◆ EXERCISE REQUIREMENTS:
Transcribe the rows from the first one through the row containing "illegal-birth-option-label: 是 (384, 401, 404, 423)", including both ends.

Collected data:
····················

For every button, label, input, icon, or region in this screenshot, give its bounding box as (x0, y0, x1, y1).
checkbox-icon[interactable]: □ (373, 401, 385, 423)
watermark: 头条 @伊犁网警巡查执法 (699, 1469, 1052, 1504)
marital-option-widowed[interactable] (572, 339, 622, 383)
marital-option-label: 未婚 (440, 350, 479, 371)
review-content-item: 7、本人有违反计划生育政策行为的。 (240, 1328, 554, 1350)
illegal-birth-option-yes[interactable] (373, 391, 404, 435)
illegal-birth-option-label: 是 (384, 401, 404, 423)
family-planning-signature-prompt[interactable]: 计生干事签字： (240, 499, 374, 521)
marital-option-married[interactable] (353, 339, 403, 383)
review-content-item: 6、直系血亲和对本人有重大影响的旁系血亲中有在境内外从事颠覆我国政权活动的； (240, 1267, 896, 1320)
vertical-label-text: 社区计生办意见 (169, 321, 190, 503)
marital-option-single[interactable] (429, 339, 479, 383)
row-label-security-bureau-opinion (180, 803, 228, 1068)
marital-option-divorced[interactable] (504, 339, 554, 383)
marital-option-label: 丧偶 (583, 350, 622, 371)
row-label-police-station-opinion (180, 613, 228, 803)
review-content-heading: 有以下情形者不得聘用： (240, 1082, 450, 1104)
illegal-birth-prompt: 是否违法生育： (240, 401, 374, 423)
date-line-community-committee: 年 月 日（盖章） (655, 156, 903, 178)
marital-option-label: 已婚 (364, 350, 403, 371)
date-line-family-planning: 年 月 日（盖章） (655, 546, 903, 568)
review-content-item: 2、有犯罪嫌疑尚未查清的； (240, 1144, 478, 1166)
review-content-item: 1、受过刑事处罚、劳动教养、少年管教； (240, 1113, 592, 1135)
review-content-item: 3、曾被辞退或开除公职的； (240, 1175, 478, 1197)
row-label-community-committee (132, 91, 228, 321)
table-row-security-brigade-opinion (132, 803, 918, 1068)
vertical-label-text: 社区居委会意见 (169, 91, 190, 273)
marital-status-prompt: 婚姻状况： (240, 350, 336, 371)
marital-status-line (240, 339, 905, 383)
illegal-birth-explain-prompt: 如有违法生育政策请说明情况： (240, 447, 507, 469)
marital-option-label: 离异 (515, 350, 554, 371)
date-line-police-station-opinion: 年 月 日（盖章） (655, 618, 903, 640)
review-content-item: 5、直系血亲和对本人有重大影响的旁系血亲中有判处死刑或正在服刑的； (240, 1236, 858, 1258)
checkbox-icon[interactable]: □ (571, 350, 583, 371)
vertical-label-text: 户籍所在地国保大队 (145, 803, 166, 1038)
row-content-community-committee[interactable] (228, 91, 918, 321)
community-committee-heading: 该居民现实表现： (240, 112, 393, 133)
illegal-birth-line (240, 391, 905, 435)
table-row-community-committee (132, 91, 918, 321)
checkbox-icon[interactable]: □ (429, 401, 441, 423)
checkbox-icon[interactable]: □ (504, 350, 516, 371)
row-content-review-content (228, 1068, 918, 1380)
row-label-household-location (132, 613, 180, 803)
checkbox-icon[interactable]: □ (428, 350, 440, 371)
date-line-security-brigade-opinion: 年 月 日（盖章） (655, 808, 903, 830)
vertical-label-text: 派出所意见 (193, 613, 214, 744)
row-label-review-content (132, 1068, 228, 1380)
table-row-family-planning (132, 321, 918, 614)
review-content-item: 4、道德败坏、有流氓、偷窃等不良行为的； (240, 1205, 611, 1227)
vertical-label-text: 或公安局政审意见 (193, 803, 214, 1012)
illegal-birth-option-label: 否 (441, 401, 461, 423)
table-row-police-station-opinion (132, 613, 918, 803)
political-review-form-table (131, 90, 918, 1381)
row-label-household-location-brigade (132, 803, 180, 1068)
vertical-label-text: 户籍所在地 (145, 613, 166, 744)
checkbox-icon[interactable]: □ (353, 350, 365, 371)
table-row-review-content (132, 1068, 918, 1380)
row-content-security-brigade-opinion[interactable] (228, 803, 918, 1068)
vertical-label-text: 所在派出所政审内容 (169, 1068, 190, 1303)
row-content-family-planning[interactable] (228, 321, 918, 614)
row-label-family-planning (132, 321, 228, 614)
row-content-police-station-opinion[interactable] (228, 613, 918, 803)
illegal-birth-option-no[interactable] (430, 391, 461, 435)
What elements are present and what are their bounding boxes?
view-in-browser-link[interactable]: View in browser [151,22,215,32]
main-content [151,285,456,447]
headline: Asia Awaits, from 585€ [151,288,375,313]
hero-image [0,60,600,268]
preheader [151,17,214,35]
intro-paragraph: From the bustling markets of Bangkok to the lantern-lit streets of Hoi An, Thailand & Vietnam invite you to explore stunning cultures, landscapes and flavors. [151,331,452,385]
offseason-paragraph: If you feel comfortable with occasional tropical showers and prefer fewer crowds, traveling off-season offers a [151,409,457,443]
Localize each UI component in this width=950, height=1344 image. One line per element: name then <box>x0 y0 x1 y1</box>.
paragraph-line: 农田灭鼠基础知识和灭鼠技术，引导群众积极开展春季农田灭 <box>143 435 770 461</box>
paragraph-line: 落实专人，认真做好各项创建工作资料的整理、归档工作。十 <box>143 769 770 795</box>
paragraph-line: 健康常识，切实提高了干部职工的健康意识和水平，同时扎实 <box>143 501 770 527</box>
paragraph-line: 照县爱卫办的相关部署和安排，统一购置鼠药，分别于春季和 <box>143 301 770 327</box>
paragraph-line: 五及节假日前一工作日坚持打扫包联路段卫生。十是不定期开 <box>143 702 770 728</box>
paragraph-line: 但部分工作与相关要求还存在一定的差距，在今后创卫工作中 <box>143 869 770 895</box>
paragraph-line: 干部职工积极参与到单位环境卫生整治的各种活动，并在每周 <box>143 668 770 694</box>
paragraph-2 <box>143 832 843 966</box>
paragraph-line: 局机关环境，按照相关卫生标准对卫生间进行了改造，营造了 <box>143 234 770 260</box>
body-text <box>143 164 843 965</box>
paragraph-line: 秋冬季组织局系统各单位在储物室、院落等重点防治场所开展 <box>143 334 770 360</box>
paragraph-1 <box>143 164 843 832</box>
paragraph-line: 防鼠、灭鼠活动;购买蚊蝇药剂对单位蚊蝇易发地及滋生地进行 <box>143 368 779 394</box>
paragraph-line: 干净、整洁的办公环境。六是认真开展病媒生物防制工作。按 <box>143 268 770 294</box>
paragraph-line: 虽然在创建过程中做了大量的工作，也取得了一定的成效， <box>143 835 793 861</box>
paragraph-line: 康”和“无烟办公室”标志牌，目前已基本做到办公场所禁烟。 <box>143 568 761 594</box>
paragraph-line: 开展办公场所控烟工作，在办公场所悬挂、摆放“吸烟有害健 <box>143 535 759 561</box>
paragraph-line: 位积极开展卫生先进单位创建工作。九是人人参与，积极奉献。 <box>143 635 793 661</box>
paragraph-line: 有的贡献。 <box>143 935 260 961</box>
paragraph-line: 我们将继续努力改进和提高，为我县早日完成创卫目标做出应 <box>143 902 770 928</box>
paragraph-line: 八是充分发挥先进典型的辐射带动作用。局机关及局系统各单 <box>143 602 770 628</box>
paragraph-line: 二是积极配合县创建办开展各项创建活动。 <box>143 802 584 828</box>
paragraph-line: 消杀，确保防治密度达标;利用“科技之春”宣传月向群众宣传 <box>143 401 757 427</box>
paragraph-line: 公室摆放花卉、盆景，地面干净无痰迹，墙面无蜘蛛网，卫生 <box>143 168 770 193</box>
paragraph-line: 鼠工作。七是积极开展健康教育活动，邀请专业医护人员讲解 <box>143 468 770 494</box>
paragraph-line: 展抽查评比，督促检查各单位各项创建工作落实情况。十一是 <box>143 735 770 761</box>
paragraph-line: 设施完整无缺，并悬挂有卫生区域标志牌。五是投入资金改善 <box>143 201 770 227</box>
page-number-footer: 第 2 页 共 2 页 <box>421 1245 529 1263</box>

····················

◆ RESULT FOR THIS EXERCISE:
For every button, label, input, icon, or region in this screenshot, give its bounding box as (x0, y0, x1, y1).
checkbox-icon[interactable]: □ (373, 401, 385, 423)
watermark: 头条 @伊犁网警巡查执法 (699, 1469, 1052, 1504)
marital-option-widowed[interactable] (572, 339, 622, 383)
marital-option-label: 未婚 (440, 350, 479, 371)
review-content-item: 7、本人有违反计划生育政策行为的。 (240, 1328, 554, 1350)
illegal-birth-option-yes[interactable] (373, 391, 404, 435)
illegal-birth-option-label: 是 (384, 401, 404, 423)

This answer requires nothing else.